## Start Material for this task
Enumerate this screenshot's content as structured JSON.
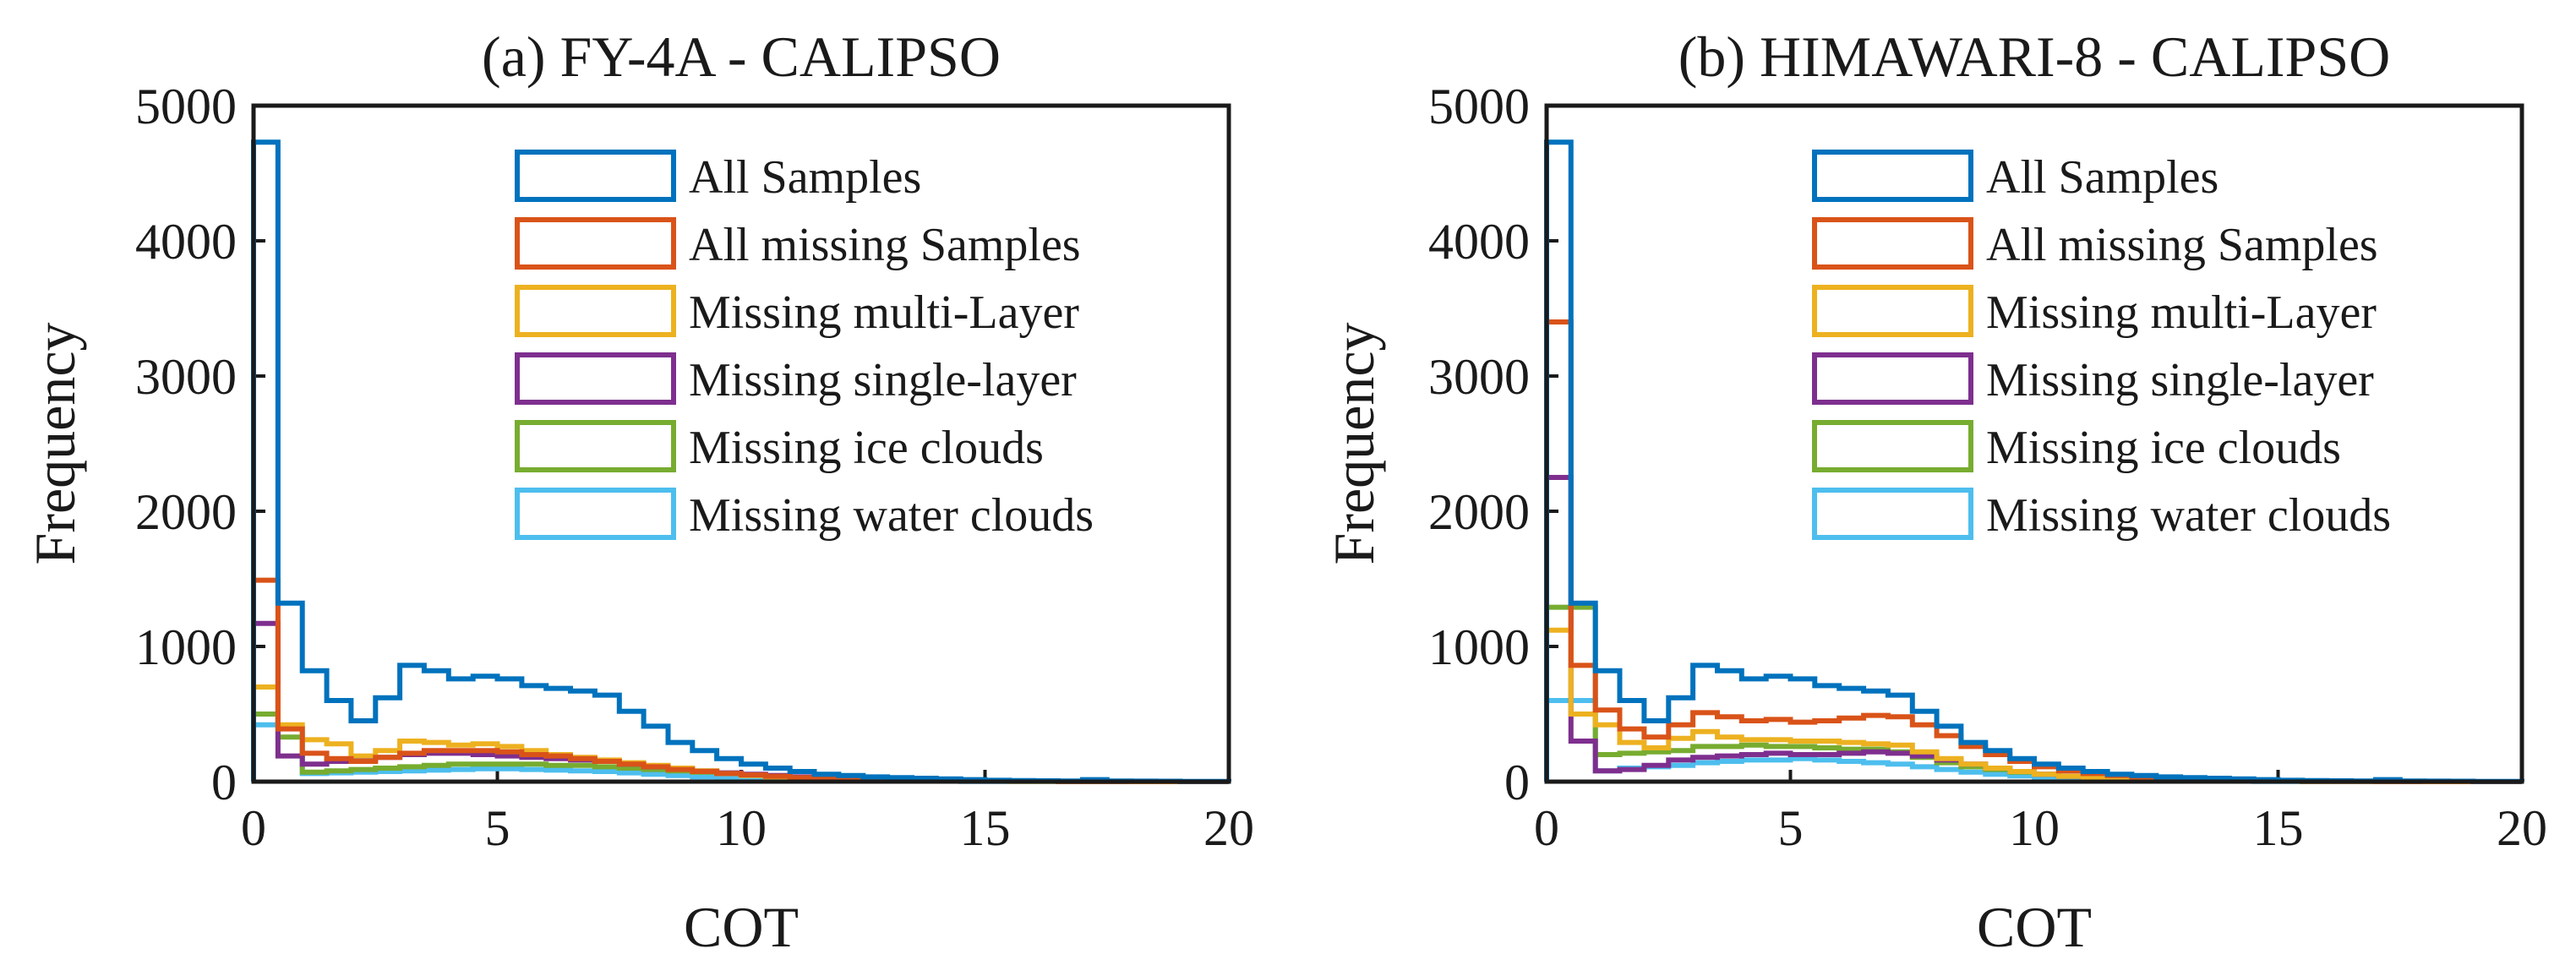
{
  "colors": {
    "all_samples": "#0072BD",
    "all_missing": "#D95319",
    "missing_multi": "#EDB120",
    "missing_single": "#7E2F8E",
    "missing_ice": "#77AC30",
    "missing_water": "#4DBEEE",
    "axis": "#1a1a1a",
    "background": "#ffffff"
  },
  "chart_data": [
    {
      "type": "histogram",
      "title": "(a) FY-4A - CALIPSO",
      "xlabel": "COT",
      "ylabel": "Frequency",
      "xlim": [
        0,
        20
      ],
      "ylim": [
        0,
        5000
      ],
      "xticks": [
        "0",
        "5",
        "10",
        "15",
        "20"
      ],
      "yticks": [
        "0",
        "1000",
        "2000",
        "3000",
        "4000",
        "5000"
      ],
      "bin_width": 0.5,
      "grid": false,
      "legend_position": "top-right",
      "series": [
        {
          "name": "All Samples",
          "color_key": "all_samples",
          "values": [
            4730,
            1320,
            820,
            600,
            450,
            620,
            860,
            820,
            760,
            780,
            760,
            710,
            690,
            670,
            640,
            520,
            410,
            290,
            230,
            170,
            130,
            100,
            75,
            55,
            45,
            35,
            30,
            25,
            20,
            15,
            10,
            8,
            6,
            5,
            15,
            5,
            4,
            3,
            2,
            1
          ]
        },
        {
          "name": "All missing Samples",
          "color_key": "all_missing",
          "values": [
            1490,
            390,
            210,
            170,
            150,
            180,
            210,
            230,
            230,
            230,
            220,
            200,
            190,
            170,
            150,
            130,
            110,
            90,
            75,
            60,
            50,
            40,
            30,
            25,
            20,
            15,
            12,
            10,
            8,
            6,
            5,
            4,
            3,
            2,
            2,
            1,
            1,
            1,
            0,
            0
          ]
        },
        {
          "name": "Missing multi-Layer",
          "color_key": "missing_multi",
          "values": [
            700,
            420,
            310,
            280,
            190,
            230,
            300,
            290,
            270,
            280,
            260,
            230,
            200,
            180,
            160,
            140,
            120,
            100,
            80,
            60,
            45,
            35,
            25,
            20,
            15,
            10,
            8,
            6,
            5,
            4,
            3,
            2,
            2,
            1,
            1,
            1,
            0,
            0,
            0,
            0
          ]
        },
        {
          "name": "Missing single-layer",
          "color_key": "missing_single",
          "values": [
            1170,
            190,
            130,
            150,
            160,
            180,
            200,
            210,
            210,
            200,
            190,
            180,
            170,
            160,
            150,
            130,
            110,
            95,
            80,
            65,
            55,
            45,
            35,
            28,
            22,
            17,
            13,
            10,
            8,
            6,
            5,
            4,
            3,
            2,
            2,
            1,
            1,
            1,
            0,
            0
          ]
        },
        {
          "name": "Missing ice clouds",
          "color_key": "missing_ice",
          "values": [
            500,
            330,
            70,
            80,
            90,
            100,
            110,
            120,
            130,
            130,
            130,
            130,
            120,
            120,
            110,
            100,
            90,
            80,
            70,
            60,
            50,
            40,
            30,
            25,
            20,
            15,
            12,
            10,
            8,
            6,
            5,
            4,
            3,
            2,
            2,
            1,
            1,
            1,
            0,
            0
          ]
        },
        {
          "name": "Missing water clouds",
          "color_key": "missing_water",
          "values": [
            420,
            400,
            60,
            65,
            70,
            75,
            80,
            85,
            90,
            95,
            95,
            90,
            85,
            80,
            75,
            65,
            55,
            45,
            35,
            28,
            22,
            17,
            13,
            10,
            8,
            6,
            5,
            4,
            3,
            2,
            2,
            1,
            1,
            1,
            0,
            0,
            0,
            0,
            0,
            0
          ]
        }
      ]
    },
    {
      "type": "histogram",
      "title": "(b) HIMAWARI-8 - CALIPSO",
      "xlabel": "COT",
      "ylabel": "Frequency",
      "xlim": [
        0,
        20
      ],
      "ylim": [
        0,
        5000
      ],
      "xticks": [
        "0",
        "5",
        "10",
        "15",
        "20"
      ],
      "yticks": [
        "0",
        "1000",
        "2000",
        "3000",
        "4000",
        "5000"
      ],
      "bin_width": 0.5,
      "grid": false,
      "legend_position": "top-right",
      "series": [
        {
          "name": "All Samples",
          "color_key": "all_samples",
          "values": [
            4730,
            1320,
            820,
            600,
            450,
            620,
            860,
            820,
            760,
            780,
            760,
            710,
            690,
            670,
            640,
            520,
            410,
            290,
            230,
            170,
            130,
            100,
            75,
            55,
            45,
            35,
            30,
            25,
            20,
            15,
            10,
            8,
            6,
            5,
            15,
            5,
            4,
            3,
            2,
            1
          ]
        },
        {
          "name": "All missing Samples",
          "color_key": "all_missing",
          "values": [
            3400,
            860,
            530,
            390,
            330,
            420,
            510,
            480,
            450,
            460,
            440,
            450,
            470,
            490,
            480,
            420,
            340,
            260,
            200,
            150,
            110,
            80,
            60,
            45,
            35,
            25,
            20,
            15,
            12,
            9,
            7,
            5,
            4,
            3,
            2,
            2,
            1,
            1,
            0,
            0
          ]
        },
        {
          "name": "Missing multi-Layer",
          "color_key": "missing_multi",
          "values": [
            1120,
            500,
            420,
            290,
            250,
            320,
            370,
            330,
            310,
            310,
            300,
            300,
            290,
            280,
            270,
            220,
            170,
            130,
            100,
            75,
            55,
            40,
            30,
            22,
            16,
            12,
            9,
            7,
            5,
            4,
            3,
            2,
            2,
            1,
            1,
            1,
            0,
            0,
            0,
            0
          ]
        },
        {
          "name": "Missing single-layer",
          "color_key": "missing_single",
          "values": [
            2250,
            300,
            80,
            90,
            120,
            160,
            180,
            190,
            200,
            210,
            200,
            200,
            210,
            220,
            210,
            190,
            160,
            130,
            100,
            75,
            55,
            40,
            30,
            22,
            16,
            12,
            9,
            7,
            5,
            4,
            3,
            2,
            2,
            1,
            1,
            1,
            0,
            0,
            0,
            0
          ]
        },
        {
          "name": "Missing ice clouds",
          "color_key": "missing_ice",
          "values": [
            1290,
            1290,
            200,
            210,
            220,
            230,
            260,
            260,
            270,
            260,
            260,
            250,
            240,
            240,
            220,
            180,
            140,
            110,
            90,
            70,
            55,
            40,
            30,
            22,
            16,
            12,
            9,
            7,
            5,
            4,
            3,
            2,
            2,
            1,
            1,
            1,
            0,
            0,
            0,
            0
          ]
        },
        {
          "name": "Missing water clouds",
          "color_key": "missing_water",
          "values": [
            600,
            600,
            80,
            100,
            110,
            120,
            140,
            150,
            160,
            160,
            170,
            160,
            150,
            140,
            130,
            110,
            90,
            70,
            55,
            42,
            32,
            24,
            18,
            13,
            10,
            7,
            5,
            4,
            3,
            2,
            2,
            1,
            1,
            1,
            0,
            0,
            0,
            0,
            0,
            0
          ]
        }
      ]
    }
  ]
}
## End Material for this task
Task to complete
Reproduce all entries without any change, and omit the pictures.

Task answer
Enumerate this screenshot's content as structured JSON.
{
  "colors": {
    "all_samples": "#0072BD",
    "all_missing": "#D95319",
    "missing_multi": "#EDB120",
    "missing_single": "#7E2F8E",
    "missing_ice": "#77AC30",
    "missing_water": "#4DBEEE",
    "axis": "#1a1a1a",
    "background": "#ffffff"
  },
  "chart_data": [
    {
      "type": "histogram",
      "title": "(a) FY-4A - CALIPSO",
      "xlabel": "COT",
      "ylabel": "Frequency",
      "xlim": [
        0,
        20
      ],
      "ylim": [
        0,
        5000
      ],
      "xticks": [
        "0",
        "5",
        "10",
        "15",
        "20"
      ],
      "yticks": [
        "0",
        "1000",
        "2000",
        "3000",
        "4000",
        "5000"
      ],
      "bin_width": 0.5,
      "grid": false,
      "legend_position": "top-right",
      "series": [
        {
          "name": "All Samples",
          "color_key": "all_samples",
          "values": [
            4730,
            1320,
            820,
            600,
            450,
            620,
            860,
            820,
            760,
            780,
            760,
            710,
            690,
            670,
            640,
            520,
            410,
            290,
            230,
            170,
            130,
            100,
            75,
            55,
            45,
            35,
            30,
            25,
            20,
            15,
            10,
            8,
            6,
            5,
            15,
            5,
            4,
            3,
            2,
            1
          ]
        },
        {
          "name": "All missing Samples",
          "color_key": "all_missing",
          "values": [
            1490,
            390,
            210,
            170,
            150,
            180,
            210,
            230,
            230,
            230,
            220,
            200,
            190,
            170,
            150,
            130,
            110,
            90,
            75,
            60,
            50,
            40,
            30,
            25,
            20,
            15,
            12,
            10,
            8,
            6,
            5,
            4,
            3,
            2,
            2,
            1,
            1,
            1,
            0,
            0
          ]
        },
        {
          "name": "Missing multi-Layer",
          "color_key": "missing_multi",
          "values": [
            700,
            420,
            310,
            280,
            190,
            230,
            300,
            290,
            270,
            280,
            260,
            230,
            200,
            180,
            160,
            140,
            120,
            100,
            80,
            60,
            45,
            35,
            25,
            20,
            15,
            10,
            8,
            6,
            5,
            4,
            3,
            2,
            2,
            1,
            1,
            1,
            0,
            0,
            0,
            0
          ]
        },
        {
          "name": "Missing single-layer",
          "color_key": "missing_single",
          "values": [
            1170,
            190,
            130,
            150,
            160,
            180,
            200,
            210,
            210,
            200,
            190,
            180,
            170,
            160,
            150,
            130,
            110,
            95,
            80,
            65,
            55,
            45,
            35,
            28,
            22,
            17,
            13,
            10,
            8,
            6,
            5,
            4,
            3,
            2,
            2,
            1,
            1,
            1,
            0,
            0
          ]
        },
        {
          "name": "Missing ice clouds",
          "color_key": "missing_ice",
          "values": [
            500,
            330,
            70,
            80,
            90,
            100,
            110,
            120,
            130,
            130,
            130,
            130,
            120,
            120,
            110,
            100,
            90,
            80,
            70,
            60,
            50,
            40,
            30,
            25,
            20,
            15,
            12,
            10,
            8,
            6,
            5,
            4,
            3,
            2,
            2,
            1,
            1,
            1,
            0,
            0
          ]
        },
        {
          "name": "Missing water clouds",
          "color_key": "missing_water",
          "values": [
            420,
            400,
            60,
            65,
            70,
            75,
            80,
            85,
            90,
            95,
            95,
            90,
            85,
            80,
            75,
            65,
            55,
            45,
            35,
            28,
            22,
            17,
            13,
            10,
            8,
            6,
            5,
            4,
            3,
            2,
            2,
            1,
            1,
            1,
            0,
            0,
            0,
            0,
            0,
            0
          ]
        }
      ]
    },
    {
      "type": "histogram",
      "title": "(b) HIMAWARI-8 - CALIPSO",
      "xlabel": "COT",
      "ylabel": "Frequency",
      "xlim": [
        0,
        20
      ],
      "ylim": [
        0,
        5000
      ],
      "xticks": [
        "0",
        "5",
        "10",
        "15",
        "20"
      ],
      "yticks": [
        "0",
        "1000",
        "2000",
        "3000",
        "4000",
        "5000"
      ],
      "bin_width": 0.5,
      "grid": false,
      "legend_position": "top-right",
      "series": [
        {
          "name": "All Samples",
          "color_key": "all_samples",
          "values": [
            4730,
            1320,
            820,
            600,
            450,
            620,
            860,
            820,
            760,
            780,
            760,
            710,
            690,
            670,
            640,
            520,
            410,
            290,
            230,
            170,
            130,
            100,
            75,
            55,
            45,
            35,
            30,
            25,
            20,
            15,
            10,
            8,
            6,
            5,
            15,
            5,
            4,
            3,
            2,
            1
          ]
        },
        {
          "name": "All missing Samples",
          "color_key": "all_missing",
          "values": [
            3400,
            860,
            530,
            390,
            330,
            420,
            510,
            480,
            450,
            460,
            440,
            450,
            470,
            490,
            480,
            420,
            340,
            260,
            200,
            150,
            110,
            80,
            60,
            45,
            35,
            25,
            20,
            15,
            12,
            9,
            7,
            5,
            4,
            3,
            2,
            2,
            1,
            1,
            0,
            0
          ]
        },
        {
          "name": "Missing multi-Layer",
          "color_key": "missing_multi",
          "values": [
            1120,
            500,
            420,
            290,
            250,
            320,
            370,
            330,
            310,
            310,
            300,
            300,
            290,
            280,
            270,
            220,
            170,
            130,
            100,
            75,
            55,
            40,
            30,
            22,
            16,
            12,
            9,
            7,
            5,
            4,
            3,
            2,
            2,
            1,
            1,
            1,
            0,
            0,
            0,
            0
          ]
        },
        {
          "name": "Missing single-layer",
          "color_key": "missing_single",
          "values": [
            2250,
            300,
            80,
            90,
            120,
            160,
            180,
            190,
            200,
            210,
            200,
            200,
            210,
            220,
            210,
            190,
            160,
            130,
            100,
            75,
            55,
            40,
            30,
            22,
            16,
            12,
            9,
            7,
            5,
            4,
            3,
            2,
            2,
            1,
            1,
            1,
            0,
            0,
            0,
            0
          ]
        },
        {
          "name": "Missing ice clouds",
          "color_key": "missing_ice",
          "values": [
            1290,
            1290,
            200,
            210,
            220,
            230,
            260,
            260,
            270,
            260,
            260,
            250,
            240,
            240,
            220,
            180,
            140,
            110,
            90,
            70,
            55,
            40,
            30,
            22,
            16,
            12,
            9,
            7,
            5,
            4,
            3,
            2,
            2,
            1,
            1,
            1,
            0,
            0,
            0,
            0
          ]
        },
        {
          "name": "Missing water clouds",
          "color_key": "missing_water",
          "values": [
            600,
            600,
            80,
            100,
            110,
            120,
            140,
            150,
            160,
            160,
            170,
            160,
            150,
            140,
            130,
            110,
            90,
            70,
            55,
            42,
            32,
            24,
            18,
            13,
            10,
            7,
            5,
            4,
            3,
            2,
            2,
            1,
            1,
            1,
            0,
            0,
            0,
            0,
            0,
            0
          ]
        }
      ]
    }
  ]
}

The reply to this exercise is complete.